*Material to process*.
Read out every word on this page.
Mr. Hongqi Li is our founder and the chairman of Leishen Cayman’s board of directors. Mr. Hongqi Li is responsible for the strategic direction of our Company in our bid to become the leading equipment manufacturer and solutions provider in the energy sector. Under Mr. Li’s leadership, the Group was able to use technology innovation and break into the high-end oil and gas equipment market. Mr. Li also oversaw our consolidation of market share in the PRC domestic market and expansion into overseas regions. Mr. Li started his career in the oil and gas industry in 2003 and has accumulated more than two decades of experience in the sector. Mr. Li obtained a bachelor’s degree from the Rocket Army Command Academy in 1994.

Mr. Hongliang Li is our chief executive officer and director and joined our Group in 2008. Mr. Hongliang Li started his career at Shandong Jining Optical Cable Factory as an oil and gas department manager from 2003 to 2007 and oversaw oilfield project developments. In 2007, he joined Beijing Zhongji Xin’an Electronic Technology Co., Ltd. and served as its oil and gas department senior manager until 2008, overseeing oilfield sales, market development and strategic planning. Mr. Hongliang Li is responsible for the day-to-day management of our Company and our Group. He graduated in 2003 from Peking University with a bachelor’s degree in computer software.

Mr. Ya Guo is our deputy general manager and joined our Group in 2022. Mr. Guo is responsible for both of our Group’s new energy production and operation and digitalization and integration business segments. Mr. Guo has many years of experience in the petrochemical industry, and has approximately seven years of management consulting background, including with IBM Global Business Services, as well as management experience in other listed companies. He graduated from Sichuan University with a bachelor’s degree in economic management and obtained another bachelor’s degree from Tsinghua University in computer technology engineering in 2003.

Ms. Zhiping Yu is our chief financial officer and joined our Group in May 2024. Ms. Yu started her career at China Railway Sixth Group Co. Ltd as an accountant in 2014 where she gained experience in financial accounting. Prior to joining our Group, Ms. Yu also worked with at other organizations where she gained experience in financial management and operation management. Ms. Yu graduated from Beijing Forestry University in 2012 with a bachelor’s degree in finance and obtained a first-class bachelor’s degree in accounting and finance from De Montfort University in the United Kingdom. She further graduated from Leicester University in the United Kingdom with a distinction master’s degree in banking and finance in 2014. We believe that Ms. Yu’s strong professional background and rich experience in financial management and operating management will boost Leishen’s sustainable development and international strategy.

*Problem*.
Give the entries again in full, exactly as they are written.

*Finished task*.
Read out every word on this page.
Mr. Hongqi Li is our founder and the chairman of Leishen Cayman’s board of directors. Mr. Hongqi Li is responsible for the strategic direction of our Company in our bid to become the leading equipment manufacturer and solutions provider in the energy sector. Under Mr. Li’s leadership, the Group was able to use technology innovation and break into the high-end oil and gas equipment market. Mr. Li also oversaw our consolidation of market share in the PRC domestic market and expansion into overseas regions. Mr. Li started his career in the oil and gas industry in 2003 and has accumulated more than two decades of experience in the sector. Mr. Li obtained a bachelor’s degree from the Rocket Army Command Academy in 1994.

Mr. Hongliang Li is our chief executive officer and director and joined our Group in 2008. Mr. Hongliang Li started his career at Shandong Jining Optical Cable Factory as an oil and gas department manager from 2003 to 2007 and oversaw oilfield project developments. In 2007, he joined Beijing Zhongji Xin’an Electronic Technology Co., Ltd. and served as its oil and gas department senior manager until 2008, overseeing oilfield sales, market development and strategic planning. Mr. Hongliang Li is responsible for the day-to-day management of our Company and our Group. He graduated in 2003 from Peking University with a bachelor’s degree in computer software.

Mr. Ya Guo is our deputy general manager and joined our Group in 2022. Mr. Guo is responsible for both of our Group’s new energy production and operation and digitalization and integration business segments. Mr. Guo has many years of experience in the petrochemical industry, and has approximately seven years of management consulting background, including with IBM Global Business Services, as well as management experience in other listed companies. He graduated from Sichuan University with a bachelor’s degree in economic management and obtained another bachelor’s degree from Tsinghua University in computer technology engineering in 2003.

Ms. Zhiping Yu is our chief financial officer and joined our Group in May 2024. Ms. Yu started her career at China Railway Sixth Group Co. Ltd as an accountant in 2014 where she gained experience in financial accounting. Prior to joining our Group, Ms. Yu also worked with at other organizations where she gained experience in financial management and operation management. Ms. Yu graduated from Beijing Forestry University in 2012 with a bachelor’s degree in finance and obtained a first-class bachelor’s degree in accounting and finance from De Montfort University in the United Kingdom. She further graduated from Leicester University in the United Kingdom with a distinction master’s degree in banking and finance in 2014. We believe that Ms. Yu’s strong professional background and rich experience in financial management and operating management will boost Leishen’s sustainable development and international strategy.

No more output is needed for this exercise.